**Task goal**. Go through the records underneath and write each one out again exactly.

**Material for this exercise**.
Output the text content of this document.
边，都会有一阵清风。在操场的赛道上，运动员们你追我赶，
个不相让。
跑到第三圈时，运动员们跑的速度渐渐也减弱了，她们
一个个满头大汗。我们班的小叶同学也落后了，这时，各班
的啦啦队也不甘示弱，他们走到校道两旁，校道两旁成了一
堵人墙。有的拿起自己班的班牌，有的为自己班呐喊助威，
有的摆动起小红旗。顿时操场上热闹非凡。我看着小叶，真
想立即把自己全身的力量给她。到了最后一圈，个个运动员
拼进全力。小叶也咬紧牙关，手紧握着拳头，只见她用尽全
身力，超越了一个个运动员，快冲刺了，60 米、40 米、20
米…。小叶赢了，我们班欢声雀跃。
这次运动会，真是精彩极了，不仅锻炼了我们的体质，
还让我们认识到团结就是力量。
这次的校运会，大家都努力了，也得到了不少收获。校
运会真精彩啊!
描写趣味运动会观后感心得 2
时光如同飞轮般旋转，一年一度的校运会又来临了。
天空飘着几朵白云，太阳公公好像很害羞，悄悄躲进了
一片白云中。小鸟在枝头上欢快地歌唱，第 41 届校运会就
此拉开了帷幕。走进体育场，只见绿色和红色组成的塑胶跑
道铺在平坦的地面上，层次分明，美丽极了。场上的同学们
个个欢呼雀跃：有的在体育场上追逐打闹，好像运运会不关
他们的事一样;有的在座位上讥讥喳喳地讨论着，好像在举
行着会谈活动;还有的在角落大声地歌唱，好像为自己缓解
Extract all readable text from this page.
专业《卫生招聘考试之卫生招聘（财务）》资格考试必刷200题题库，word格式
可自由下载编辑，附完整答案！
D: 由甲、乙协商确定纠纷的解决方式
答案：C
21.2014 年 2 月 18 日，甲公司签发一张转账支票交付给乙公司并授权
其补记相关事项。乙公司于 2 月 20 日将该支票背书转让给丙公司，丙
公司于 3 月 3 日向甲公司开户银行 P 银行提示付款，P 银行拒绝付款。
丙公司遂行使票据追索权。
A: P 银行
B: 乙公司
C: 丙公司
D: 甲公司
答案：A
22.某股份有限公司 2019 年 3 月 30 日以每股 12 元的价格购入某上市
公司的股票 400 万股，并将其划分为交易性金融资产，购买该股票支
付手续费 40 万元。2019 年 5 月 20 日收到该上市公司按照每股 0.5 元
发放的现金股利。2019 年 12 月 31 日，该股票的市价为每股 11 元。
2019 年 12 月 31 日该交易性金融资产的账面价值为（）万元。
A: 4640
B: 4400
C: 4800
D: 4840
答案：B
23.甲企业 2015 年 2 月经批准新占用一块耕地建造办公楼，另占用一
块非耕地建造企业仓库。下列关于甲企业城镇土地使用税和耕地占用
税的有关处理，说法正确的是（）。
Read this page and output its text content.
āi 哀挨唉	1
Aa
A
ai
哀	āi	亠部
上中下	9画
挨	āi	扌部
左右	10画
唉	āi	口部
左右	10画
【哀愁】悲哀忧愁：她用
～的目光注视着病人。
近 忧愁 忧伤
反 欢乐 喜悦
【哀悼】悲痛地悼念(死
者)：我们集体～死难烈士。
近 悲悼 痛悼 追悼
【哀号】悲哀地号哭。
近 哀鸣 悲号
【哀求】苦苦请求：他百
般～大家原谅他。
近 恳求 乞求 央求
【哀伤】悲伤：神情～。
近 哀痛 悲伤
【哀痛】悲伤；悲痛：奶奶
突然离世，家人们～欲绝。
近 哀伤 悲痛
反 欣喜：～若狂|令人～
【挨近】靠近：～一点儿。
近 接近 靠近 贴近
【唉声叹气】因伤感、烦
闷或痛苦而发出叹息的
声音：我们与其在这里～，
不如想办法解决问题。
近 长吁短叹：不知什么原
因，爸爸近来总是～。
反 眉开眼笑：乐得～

**In response**.
Output the text content of this document.
边，都会有一阵清风。在操场的赛道上，运动员们你追我赶，
个不相让。
跑到第三圈时，运动员们跑的速度渐渐也减弱了，她们
一个个满头大汗。我们班的小叶同学也落后了，这时，各班
的啦啦队也不甘示弱，他们走到校道两旁，校道两旁成了一
堵人墙。有的拿起自己班的班牌，有的为自己班呐喊助威，
有的摆动起小红旗。顿时操场上热闹非凡。我看着小叶，真
想立即把自己全身的力量给她。到了最后一圈，个个运动员
拼进全力。小叶也咬紧牙关，手紧握着拳头，只见她用尽全
身力，超越了一个个运动员，快冲刺了，60 米、40 米、20
米…。小叶赢了，我们班欢声雀跃。
这次运动会，真是精彩极了，不仅锻炼了我们的体质，
还让我们认识到团结就是力量。
这次的校运会，大家都努力了，也得到了不少收获。校
运会真精彩啊!
描写趣味运动会观后感心得 2
时光如同飞轮般旋转，一年一度的校运会又来临了。
天空飘着几朵白云，太阳公公好像很害羞，悄悄躲进了
一片白云中。小鸟在枝头上欢快地歌唱，第 41 届校运会就
此拉开了帷幕。走进体育场，只见绿色和红色组成的塑胶跑
道铺在平坦的地面上，层次分明，美丽极了。场上的同学们
个个欢呼雀跃：有的在体育场上追逐打闹，好像运运会不关
他们的事一样;有的在座位上讥讥喳喳地讨论着，好像在举
行着会谈活动;还有的在角落大声地歌唱，好像为自己缓解
Extract all readable text from this page.
专业《卫生招聘考试之卫生招聘（财务）》资格考试必刷200题题库，word格式
可自由下载编辑，附完整答案！
D: 由甲、乙协商确定纠纷的解决方式
答案：C
21.2014 年 2 月 18 日，甲公司签发一张转账支票交付给乙公司并授权
其补记相关事项。乙公司于 2 月 20 日将该支票背书转让给丙公司，丙
公司于 3 月 3 日向甲公司开户银行 P 银行提示付款，P 银行拒绝付款。
丙公司遂行使票据追索权。
A: P 银行
B: 乙公司
C: 丙公司
D: 甲公司
答案：A
22.某股份有限公司 2019 年 3 月 30 日以每股 12 元的价格购入某上市
公司的股票 400 万股，并将其划分为交易性金融资产，购买该股票支
付手续费 40 万元。2019 年 5 月 20 日收到该上市公司按照每股 0.5 元
发放的现金股利。2019 年 12 月 31 日，该股票的市价为每股 11 元。
2019 年 12 月 31 日该交易性金融资产的账面价值为（）万元。
A: 4640
B: 4400
C: 4800
D: 4840
答案：B
23.甲企业 2015 年 2 月经批准新占用一块耕地建造办公楼，另占用一
块非耕地建造企业仓库。下列关于甲企业城镇土地使用税和耕地占用
税的有关处理，说法正确的是（）。
Read this page and output its text content.
āi 哀挨唉	1
Aa
A
ai
哀	āi	亠部
上中下	9画
挨	āi	扌部
左右	10画
唉	āi	口部
左右	10画
【哀愁】悲哀忧愁：她用
～的目光注视着病人。
近 忧愁 忧伤
反 欢乐 喜悦
【哀悼】悲痛地悼念(死
者)：我们集体～死难烈士。
近 悲悼 痛悼 追悼
【哀号】悲哀地号哭。
近 哀鸣 悲号
【哀求】苦苦请求：他百
般～大家原谅他。
近 恳求 乞求 央求
【哀伤】悲伤：神情～。
近 哀痛 悲伤
【哀痛】悲伤；悲痛：奶奶
突然离世，家人们～欲绝。
近 哀伤 悲痛
反 欣喜：～若狂|令人～
【挨近】靠近：～一点儿。
近 接近 靠近 贴近
【唉声叹气】因伤感、烦
闷或痛苦而发出叹息的
声音：我们与其在这里～，
不如想办法解决问题。
近 长吁短叹：不知什么原
因，爸爸近来总是～。
反 眉开眼笑：乐得～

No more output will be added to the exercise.